- **Data provided**:
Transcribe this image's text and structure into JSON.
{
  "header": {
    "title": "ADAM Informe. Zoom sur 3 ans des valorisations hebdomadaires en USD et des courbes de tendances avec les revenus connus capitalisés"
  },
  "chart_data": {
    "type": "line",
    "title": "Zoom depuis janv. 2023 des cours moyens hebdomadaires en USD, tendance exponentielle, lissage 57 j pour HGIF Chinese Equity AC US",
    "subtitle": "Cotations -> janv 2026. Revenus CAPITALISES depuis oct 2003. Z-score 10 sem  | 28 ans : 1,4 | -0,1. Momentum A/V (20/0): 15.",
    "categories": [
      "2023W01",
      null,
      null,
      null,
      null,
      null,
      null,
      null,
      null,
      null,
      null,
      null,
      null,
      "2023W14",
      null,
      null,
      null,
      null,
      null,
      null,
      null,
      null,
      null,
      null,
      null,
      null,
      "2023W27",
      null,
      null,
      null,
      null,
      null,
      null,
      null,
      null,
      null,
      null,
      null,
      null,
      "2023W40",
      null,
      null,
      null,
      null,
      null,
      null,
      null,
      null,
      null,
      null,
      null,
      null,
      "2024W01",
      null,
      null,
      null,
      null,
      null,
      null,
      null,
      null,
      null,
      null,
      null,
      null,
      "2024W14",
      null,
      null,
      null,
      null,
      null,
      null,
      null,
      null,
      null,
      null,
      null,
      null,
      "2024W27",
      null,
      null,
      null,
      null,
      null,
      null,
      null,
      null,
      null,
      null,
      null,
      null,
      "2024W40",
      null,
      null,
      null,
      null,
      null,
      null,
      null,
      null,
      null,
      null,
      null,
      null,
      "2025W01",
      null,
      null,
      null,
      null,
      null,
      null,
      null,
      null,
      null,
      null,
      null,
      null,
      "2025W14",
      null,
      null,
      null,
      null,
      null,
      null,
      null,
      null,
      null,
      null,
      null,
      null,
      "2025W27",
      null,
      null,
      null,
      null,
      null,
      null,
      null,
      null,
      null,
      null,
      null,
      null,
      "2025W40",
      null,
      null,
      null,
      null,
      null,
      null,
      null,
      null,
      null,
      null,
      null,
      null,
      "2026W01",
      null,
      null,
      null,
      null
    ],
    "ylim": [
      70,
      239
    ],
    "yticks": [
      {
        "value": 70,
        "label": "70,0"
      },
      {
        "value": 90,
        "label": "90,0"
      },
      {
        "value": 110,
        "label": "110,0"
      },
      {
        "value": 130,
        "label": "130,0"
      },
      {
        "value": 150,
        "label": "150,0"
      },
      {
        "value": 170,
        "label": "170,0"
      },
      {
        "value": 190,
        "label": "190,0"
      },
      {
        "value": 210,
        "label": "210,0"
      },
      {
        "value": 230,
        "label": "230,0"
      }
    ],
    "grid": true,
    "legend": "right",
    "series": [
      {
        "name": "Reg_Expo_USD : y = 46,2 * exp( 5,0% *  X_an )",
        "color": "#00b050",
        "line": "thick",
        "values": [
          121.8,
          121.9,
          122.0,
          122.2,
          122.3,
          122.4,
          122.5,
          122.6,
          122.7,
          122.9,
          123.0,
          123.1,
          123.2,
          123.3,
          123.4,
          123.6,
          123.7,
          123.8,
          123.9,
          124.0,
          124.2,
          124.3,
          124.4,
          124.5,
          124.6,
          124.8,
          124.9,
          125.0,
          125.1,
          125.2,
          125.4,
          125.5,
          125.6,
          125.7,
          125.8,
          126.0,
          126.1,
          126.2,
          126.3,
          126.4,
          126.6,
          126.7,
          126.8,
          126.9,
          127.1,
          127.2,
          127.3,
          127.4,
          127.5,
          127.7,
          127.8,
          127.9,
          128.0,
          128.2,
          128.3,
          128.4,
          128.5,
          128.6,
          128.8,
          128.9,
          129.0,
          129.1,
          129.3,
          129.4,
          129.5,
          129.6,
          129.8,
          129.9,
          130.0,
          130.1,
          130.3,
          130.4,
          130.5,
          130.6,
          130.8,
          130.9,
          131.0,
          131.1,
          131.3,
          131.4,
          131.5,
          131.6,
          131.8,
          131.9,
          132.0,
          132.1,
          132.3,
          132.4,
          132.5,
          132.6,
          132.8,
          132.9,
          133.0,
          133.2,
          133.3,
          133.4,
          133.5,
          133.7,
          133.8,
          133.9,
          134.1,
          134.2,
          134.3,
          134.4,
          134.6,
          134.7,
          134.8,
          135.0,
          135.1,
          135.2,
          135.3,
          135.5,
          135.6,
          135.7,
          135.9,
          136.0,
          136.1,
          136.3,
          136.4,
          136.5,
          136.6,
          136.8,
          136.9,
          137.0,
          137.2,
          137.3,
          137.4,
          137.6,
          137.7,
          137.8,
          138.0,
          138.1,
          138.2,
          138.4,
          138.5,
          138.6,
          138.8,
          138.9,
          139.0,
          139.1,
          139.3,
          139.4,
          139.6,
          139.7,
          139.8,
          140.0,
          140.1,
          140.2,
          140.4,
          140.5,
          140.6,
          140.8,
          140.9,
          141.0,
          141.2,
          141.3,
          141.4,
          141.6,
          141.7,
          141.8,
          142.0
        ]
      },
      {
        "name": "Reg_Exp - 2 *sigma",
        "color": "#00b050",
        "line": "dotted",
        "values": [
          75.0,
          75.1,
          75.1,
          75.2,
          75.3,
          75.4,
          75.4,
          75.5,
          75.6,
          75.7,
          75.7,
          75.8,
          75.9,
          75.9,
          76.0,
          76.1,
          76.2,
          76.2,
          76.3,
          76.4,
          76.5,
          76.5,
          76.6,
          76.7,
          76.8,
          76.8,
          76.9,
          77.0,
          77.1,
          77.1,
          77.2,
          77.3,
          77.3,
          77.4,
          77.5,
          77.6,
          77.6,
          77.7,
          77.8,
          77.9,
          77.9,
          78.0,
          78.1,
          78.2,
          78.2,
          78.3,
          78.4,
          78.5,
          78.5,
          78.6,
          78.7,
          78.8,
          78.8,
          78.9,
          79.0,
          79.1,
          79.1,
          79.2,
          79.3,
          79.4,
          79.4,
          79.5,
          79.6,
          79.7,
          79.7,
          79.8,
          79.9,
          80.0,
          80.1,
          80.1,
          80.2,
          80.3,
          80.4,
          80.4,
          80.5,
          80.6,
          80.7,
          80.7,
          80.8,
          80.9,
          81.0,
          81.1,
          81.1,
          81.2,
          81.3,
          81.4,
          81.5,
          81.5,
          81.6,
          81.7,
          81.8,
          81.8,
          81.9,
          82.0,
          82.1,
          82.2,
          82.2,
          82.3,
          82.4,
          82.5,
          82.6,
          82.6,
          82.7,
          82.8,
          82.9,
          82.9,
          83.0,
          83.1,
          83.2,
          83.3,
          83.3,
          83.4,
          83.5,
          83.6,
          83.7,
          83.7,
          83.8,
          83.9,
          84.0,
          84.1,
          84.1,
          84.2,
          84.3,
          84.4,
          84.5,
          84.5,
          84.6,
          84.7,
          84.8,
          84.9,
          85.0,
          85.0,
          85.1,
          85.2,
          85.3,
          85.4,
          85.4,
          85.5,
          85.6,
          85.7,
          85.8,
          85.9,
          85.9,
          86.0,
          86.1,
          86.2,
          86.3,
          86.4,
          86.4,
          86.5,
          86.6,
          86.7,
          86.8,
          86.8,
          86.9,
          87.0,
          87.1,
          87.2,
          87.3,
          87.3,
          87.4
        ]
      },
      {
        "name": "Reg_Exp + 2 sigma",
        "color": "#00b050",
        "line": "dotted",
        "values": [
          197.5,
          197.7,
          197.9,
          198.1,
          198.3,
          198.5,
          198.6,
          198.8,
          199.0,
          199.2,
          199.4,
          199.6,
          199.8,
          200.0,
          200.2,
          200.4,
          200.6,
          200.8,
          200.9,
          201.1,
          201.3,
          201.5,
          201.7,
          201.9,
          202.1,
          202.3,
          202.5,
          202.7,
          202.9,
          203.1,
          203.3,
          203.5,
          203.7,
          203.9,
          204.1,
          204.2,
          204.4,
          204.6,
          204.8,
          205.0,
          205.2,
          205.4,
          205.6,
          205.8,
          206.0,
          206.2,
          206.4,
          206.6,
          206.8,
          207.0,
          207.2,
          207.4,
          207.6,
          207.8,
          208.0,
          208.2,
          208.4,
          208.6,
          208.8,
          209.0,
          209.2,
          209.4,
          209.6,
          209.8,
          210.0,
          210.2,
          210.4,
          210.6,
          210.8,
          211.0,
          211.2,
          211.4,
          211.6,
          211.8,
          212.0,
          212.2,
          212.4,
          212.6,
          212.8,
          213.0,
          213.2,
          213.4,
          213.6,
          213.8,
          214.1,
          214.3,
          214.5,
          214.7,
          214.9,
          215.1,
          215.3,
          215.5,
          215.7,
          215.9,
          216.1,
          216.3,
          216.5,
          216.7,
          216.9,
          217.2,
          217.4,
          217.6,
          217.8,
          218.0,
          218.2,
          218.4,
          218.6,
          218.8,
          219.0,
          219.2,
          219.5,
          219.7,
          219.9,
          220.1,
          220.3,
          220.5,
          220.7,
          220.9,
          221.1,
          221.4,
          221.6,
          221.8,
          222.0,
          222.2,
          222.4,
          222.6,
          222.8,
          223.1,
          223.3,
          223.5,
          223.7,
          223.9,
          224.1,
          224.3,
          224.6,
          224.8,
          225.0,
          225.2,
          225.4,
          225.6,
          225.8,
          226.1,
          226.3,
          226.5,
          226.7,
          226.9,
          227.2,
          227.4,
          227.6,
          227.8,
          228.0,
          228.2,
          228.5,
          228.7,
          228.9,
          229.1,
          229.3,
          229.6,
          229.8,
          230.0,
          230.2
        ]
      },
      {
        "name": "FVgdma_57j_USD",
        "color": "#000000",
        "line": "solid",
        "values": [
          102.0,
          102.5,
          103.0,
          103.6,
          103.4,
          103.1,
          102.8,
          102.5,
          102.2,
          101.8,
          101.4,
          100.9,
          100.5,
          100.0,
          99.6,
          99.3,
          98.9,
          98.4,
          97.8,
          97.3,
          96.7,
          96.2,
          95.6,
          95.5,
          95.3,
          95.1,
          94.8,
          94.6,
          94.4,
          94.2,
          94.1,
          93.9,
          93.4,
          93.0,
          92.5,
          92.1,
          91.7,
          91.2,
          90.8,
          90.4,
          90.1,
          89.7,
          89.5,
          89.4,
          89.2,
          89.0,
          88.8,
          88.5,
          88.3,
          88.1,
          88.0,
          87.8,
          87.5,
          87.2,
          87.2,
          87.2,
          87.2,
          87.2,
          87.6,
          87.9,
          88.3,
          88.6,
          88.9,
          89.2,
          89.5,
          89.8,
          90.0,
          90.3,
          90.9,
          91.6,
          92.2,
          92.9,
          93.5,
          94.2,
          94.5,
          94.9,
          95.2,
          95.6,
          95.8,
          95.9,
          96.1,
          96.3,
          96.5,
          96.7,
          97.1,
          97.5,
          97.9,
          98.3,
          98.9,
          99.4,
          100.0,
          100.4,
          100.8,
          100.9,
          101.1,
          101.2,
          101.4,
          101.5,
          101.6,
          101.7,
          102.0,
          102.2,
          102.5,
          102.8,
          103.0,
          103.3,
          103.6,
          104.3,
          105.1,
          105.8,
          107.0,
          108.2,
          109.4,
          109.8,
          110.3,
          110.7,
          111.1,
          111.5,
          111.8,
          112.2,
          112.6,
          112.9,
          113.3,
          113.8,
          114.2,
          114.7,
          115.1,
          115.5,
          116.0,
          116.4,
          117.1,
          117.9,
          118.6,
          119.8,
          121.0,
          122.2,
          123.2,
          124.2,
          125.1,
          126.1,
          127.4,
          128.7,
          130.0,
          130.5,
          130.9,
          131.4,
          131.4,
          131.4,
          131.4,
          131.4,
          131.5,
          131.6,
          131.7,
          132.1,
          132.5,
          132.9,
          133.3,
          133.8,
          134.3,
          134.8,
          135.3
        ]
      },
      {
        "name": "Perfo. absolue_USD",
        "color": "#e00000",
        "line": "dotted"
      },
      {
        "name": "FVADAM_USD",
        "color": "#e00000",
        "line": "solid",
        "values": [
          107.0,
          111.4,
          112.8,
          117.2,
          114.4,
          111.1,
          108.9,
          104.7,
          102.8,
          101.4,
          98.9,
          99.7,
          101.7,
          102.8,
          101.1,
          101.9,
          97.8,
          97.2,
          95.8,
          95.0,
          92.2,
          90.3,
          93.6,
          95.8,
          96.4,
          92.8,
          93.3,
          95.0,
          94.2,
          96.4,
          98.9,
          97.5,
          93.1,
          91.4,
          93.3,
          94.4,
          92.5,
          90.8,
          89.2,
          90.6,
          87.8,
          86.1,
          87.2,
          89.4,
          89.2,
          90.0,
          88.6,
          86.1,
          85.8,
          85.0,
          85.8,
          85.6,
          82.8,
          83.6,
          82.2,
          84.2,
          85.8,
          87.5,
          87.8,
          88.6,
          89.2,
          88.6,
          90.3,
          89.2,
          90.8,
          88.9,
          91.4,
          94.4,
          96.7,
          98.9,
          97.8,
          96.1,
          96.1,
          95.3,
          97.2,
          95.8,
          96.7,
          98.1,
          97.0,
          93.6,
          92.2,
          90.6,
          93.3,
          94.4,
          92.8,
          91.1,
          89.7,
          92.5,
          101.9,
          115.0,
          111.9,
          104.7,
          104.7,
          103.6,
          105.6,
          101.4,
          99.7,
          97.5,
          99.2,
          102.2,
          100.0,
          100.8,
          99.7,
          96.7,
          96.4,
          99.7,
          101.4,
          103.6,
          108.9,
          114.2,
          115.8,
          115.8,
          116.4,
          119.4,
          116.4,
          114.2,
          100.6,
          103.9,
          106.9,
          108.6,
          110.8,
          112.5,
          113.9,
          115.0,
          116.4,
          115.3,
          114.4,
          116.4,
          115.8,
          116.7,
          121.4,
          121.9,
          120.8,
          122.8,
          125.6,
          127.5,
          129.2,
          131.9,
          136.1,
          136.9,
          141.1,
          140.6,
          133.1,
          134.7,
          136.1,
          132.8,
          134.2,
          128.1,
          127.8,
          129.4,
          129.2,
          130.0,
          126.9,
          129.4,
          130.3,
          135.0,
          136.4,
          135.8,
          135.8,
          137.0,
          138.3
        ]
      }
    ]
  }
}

- **What this task involves**: Collect, from the material above, every line containing the word "sigma".

- **Correct response**:
        "name": "Reg_Exp - 2 *sigma",
        "name": "Reg_Exp + 2 sigma",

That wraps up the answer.